● **REQUIRED WORK**:
Every record must be written out once more, with nothing added or omitted.

● **DATA ENTRIES**:
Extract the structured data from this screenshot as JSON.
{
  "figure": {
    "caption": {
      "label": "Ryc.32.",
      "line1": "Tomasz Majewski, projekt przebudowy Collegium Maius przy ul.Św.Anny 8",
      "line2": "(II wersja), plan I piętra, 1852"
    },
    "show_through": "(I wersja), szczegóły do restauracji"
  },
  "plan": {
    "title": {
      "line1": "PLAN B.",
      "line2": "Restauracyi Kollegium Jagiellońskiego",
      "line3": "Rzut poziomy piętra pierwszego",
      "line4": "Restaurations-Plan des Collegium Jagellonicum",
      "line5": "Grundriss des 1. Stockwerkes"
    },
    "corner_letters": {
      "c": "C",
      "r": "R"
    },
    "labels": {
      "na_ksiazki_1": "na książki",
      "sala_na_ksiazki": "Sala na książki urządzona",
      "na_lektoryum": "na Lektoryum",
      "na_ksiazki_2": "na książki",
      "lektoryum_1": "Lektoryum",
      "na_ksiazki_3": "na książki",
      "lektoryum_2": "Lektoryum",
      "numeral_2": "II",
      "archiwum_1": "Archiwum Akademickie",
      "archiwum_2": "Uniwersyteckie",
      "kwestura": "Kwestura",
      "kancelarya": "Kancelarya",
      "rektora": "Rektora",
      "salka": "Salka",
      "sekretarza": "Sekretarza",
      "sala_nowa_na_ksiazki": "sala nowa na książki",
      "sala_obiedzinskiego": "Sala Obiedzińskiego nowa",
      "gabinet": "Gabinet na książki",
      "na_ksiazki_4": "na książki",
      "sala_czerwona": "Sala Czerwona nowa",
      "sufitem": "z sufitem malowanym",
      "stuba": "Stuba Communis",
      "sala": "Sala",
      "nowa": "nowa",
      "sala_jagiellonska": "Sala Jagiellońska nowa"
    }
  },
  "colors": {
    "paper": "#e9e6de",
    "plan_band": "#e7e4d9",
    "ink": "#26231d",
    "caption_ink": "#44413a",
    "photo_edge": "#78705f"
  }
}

● **WRITTEN ANSWER**:
Extract the structured data from this screenshot as JSON.
{
  "figure": {
    "caption": {
      "label": "Ryc.32.",
      "line1": "Tomasz Majewski, projekt przebudowy Collegium Maius przy ul.Św.Anny 8",
      "line2": "(II wersja), plan I piętra, 1852"
    },
    "show_through": "(I wersja), szczegóły do restauracji"
  },
  "plan": {
    "title": {
      "line1": "PLAN B.",
      "line2": "Restauracyi Kollegium Jagiellońskiego",
      "line3": "Rzut poziomy piętra pierwszego",
      "line4": "Restaurations-Plan des Collegium Jagellonicum",
      "line5": "Grundriss des 1. Stockwerkes"
    },
    "corner_letters": {
      "c": "C",
      "r": "R"
    },
    "labels": {
      "na_ksiazki_1": "na książki",
      "sala_na_ksiazki": "Sala na książki urządzona",
      "na_lektoryum": "na Lektoryum",
      "na_ksiazki_2": "na książki",
      "lektoryum_1": "Lektoryum",
      "na_ksiazki_3": "na książki",
      "lektoryum_2": "Lektoryum",
      "numeral_2": "II",
      "archiwum_1": "Archiwum Akademickie",
      "archiwum_2": "Uniwersyteckie",
      "kwestura": "Kwestura",
      "kancelarya": "Kancelarya",
      "rektora": "Rektora",
      "salka": "Salka",
      "sekretarza": "Sekretarza",
      "sala_nowa_na_ksiazki": "sala nowa na książki",
      "sala_obiedzinskiego": "Sala Obiedzińskiego nowa",
      "gabinet": "Gabinet na książki",
      "na_ksiazki_4": "na książki",
      "sala_czerwona": "Sala Czerwona nowa",
      "sufitem": "z sufitem malowanym",
      "stuba": "Stuba Communis",
      "sala": "Sala",
      "nowa": "nowa",
      "sala_jagiellonska": "Sala Jagiellońska nowa"
    }
  },
  "colors": {
    "paper": "#e9e6de",
    "plan_band": "#e7e4d9",
    "ink": "#26231d",
    "caption_ink": "#44413a",
    "photo_edge": "#78705f"
  }
}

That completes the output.